__TEKS BACAAN__:
PENISTAAN AGAMA DAN PESAN LAKUM DIINUKUM
Satu bulan terakhir ini berita soal penistaan agama, yang tokoh utamanya
adalah Basuki Tjahaya Purnama, alias Ahok, sungguh menjadi topik pembicaraan
hangat di negeri kita. Topik ini malah menutupi hangatnya berita lainnya dari
belahan dunia lain, yaitu kemenangan Donald Trump dalam pemilihan presiden
Amerika Serikat. Penistaan agama, yang dilakukan oleh Ahok saat kunjungan
dinasnya di Kepuluan Seribu, dibingkai oleh fatwa MUI, demo umat islam, safari
Presiden Jokowi, aksi saling lapor antara HMI dan Partai Demokrat terkait rusuh
demo damai, dan penetapan Ahok sebagai tersangka.
Terkait dengan pernyataan Ahok di hadapan warga Kepulauan Seribu tersebut,
Majelis Ulama Indonesia menjatuhi fatwa bahwa Ahok telah melakukan penistaan
agama dan ulama. Fatwa ini menjadi salah satu legitimasi untuk umat islam
melakukan aksi unjuk rasa. Beberapa ormas islam bahkan menyatakan siap mengawal
fatwa ini, pasca penetapan Ahok sebagai tersangka.
Ada dua hal yang perlu disoroti dari fatwa itu. Pertama, penistaan ulama. Terus
terang saya bingung pada titik mana Ahok telah melakukan penistaan ulama.
Apakah tafsiran bahwa Ahok menyatakan kalau ulama telah melakukan pembohongan
dengan memakai Surat al-Maidah ayat 51? Jika memang demikian, ada banyak
pernyataan serupa, tapi kenapa tidak dipersoalkan. Sebagai satu contoh, sekitar
tahun 2002, dalam bukunya The Corruption of Moslem Minds, DR Nader Pourhassan dengan tegas
mengatakan bahwa selama ini ulama telah melakukan pembohongan kepada umat
muslim. Namun tak ada satu otoritas islam di dunia ini yang menghakimi dia.

__Daftar wilayah beranotasi__:
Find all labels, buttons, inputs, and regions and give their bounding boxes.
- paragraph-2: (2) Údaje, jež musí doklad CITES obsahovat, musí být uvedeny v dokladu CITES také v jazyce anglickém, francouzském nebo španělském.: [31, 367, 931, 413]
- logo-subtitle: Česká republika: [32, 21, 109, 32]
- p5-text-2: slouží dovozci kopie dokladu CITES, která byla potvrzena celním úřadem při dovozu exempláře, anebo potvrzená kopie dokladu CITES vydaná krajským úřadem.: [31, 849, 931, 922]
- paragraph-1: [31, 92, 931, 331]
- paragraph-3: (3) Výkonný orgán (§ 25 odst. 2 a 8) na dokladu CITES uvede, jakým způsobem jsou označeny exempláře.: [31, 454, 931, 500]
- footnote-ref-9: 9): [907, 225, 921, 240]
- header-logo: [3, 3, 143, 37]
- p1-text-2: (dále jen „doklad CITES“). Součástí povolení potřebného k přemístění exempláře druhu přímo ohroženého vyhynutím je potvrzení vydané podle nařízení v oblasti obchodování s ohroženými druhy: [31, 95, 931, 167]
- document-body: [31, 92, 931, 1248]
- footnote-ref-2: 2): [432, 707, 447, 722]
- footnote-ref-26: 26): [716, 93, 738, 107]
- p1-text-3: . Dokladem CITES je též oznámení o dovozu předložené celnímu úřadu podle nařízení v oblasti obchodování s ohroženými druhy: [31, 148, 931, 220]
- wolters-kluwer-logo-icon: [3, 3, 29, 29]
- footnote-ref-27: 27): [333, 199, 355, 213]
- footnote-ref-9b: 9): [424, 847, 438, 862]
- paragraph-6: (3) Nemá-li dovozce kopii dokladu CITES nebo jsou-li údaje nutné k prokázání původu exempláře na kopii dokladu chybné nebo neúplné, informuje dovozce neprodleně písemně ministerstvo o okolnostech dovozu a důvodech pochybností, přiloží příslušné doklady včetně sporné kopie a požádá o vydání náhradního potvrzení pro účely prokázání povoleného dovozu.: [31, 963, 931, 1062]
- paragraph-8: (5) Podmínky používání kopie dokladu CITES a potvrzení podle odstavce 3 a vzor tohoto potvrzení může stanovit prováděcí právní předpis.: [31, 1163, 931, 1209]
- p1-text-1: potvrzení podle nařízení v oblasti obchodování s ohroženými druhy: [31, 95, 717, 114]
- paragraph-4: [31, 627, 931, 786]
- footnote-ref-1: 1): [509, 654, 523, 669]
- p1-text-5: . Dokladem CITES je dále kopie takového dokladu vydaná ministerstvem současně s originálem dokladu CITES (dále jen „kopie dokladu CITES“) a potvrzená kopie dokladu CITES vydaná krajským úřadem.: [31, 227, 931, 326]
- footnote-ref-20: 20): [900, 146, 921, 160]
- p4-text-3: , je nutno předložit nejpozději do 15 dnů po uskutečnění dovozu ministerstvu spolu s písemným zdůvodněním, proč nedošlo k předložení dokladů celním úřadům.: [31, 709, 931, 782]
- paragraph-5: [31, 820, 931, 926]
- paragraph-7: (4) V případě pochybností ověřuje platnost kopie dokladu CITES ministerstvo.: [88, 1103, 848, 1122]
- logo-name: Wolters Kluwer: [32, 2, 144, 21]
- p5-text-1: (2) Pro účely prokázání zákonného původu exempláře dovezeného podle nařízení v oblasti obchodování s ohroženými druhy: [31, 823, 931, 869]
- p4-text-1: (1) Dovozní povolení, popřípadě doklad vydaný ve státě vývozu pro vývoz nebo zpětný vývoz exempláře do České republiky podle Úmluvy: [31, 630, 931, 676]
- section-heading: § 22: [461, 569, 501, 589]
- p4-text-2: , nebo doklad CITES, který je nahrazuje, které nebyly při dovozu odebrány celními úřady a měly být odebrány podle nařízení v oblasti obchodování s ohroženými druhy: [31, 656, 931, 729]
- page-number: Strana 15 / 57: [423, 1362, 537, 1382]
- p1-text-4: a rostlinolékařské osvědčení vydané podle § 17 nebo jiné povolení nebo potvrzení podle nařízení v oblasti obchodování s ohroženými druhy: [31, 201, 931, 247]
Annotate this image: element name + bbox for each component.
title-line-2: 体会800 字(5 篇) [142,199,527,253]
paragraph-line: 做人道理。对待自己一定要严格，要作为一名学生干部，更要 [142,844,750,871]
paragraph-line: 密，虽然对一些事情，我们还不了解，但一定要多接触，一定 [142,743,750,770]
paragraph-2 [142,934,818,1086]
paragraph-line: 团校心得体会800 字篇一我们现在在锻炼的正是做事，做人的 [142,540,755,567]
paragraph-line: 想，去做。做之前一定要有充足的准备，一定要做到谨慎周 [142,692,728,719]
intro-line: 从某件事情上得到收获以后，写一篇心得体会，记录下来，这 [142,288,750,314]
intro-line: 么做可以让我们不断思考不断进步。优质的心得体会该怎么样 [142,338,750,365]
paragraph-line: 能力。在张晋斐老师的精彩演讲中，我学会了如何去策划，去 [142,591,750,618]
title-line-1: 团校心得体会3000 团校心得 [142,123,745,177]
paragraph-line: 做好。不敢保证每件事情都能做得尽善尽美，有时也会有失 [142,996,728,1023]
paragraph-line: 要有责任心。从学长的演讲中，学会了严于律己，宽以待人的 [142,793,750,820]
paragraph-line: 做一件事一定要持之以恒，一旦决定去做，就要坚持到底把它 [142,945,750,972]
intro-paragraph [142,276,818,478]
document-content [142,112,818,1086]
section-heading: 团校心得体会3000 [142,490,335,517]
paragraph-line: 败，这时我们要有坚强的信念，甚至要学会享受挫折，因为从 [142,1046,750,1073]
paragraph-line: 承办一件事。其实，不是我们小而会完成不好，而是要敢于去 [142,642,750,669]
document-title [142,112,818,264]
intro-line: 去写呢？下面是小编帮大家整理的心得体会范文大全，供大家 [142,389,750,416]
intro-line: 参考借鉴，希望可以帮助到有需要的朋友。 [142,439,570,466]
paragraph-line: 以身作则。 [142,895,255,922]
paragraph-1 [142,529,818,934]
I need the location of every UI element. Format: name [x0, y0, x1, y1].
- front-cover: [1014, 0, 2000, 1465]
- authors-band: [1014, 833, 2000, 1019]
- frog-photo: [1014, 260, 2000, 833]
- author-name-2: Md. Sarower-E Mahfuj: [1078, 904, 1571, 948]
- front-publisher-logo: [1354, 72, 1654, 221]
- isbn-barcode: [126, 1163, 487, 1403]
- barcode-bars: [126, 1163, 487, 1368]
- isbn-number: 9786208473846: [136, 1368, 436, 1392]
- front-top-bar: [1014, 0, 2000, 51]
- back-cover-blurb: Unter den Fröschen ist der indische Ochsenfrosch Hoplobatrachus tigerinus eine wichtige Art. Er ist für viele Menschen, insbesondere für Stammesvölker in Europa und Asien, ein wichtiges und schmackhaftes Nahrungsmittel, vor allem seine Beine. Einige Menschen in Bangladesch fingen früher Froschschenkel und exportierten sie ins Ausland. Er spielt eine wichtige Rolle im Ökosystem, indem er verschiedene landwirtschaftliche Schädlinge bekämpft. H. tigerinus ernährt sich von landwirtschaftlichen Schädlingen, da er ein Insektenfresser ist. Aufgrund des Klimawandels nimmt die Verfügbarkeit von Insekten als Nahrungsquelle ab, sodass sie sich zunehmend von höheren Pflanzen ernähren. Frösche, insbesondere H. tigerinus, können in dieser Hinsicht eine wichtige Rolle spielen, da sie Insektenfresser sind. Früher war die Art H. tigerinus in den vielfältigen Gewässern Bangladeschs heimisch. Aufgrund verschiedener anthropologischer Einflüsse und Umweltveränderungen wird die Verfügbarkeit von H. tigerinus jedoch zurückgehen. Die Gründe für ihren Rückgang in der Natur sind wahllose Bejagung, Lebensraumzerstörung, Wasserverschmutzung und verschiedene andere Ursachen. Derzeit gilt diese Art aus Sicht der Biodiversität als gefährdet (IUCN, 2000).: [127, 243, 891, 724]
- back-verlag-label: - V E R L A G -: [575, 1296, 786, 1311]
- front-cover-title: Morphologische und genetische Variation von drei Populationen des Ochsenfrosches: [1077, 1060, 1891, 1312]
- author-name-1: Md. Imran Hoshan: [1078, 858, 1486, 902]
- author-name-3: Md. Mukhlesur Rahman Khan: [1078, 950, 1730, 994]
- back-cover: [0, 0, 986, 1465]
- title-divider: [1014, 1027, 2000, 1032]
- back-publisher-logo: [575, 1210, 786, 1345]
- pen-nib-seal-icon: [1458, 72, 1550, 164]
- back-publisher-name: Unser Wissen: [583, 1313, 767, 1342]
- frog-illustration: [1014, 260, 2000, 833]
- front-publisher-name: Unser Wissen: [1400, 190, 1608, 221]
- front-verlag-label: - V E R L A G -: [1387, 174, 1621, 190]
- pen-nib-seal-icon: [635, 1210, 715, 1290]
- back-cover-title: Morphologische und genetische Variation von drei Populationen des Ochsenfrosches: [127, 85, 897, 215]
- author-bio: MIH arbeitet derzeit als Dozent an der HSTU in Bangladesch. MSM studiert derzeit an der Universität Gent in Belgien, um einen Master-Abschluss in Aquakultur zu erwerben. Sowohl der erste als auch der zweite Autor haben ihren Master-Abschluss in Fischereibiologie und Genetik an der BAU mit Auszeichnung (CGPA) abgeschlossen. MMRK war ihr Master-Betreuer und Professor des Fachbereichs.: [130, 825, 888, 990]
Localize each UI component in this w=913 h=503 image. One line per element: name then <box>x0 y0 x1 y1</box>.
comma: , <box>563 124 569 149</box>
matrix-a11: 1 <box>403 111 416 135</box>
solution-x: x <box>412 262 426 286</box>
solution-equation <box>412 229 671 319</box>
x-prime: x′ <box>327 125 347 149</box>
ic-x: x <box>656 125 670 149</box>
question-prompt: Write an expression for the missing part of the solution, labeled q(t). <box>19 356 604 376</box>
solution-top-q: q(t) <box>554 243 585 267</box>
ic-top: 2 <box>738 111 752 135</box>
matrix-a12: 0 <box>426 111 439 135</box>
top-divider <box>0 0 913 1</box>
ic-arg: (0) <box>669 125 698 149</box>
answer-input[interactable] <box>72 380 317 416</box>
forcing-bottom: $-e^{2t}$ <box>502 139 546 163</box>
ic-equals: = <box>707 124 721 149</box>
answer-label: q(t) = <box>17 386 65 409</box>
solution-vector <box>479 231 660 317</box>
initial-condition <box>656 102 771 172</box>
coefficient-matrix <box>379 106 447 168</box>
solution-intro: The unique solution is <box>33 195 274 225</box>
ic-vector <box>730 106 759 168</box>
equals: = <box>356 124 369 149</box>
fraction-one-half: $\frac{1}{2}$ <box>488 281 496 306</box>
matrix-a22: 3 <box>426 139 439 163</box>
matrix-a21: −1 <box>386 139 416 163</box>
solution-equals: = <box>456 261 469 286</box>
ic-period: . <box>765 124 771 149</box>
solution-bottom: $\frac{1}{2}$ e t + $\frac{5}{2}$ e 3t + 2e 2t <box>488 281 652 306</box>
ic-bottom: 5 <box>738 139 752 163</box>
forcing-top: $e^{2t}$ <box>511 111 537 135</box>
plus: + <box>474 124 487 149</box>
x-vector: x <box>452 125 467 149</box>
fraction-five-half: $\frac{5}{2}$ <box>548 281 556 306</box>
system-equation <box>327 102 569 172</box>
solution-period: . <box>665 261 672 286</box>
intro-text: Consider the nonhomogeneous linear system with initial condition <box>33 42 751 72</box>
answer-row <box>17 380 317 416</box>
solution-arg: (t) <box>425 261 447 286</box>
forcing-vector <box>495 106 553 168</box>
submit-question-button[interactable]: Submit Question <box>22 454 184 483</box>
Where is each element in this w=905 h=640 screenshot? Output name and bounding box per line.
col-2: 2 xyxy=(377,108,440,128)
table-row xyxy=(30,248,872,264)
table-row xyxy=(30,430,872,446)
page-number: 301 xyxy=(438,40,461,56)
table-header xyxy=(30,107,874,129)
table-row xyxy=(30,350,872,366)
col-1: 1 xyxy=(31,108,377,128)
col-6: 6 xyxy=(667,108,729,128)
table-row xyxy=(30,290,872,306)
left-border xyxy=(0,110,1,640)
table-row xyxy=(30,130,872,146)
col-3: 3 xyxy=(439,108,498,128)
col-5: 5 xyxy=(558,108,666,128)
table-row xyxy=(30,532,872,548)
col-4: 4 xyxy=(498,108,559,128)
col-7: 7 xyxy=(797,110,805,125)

__YANG HARUS DIKERJAKAN__:
A - Cetaklah bagian teks bacaan yang dimulai dengan kata-kata "Terkait dengan pernyataan" dan berakhir dengan "melakukan penistaan ulama.".
B - Tulis ulang baris data dari baris pertama sampai baris yang memuat "- logo-subtitle: Česká", termasuk baris itu sendiri. Gantilah "bounding boxes" dengan "coordinates" tanpa mengubah bagian lain.
Teks bacaan dan baris data di atas diambil dari sumber yang berlainan.

__HASIL PENGERJAAN__:
A -
Terkait dengan pernyataan Ahok di hadapan warga Kepulauan Seribu tersebut,
Majelis Ulama Indonesia menjatuhi fatwa bahwa Ahok telah melakukan penistaan
agama dan ulama. Fatwa ini menjadi salah satu legitimasi untuk umat islam
melakukan aksi unjuk rasa. Beberapa ormas islam bahkan menyatakan siap mengawal
fatwa ini, pasca penetapan Ahok sebagai tersangka.
Ada dua hal yang perlu disoroti dari fatwa itu. Pertama, penistaan ulama. Terus
terang saya bingung pada titik mana Ahok telah melakukan penistaan ulama.

B -
Find all labels, buttons, inputs, and regions and give their coordinates.
- paragraph-2: (2) Údaje, jež musí doklad CITES obsahovat, musí být uvedeny v dokladu CITES také v jazyce anglickém, francouzském nebo španělském.: [31, 367, 931, 413]
- logo-subtitle: Česká republika: [32, 21, 109, 32]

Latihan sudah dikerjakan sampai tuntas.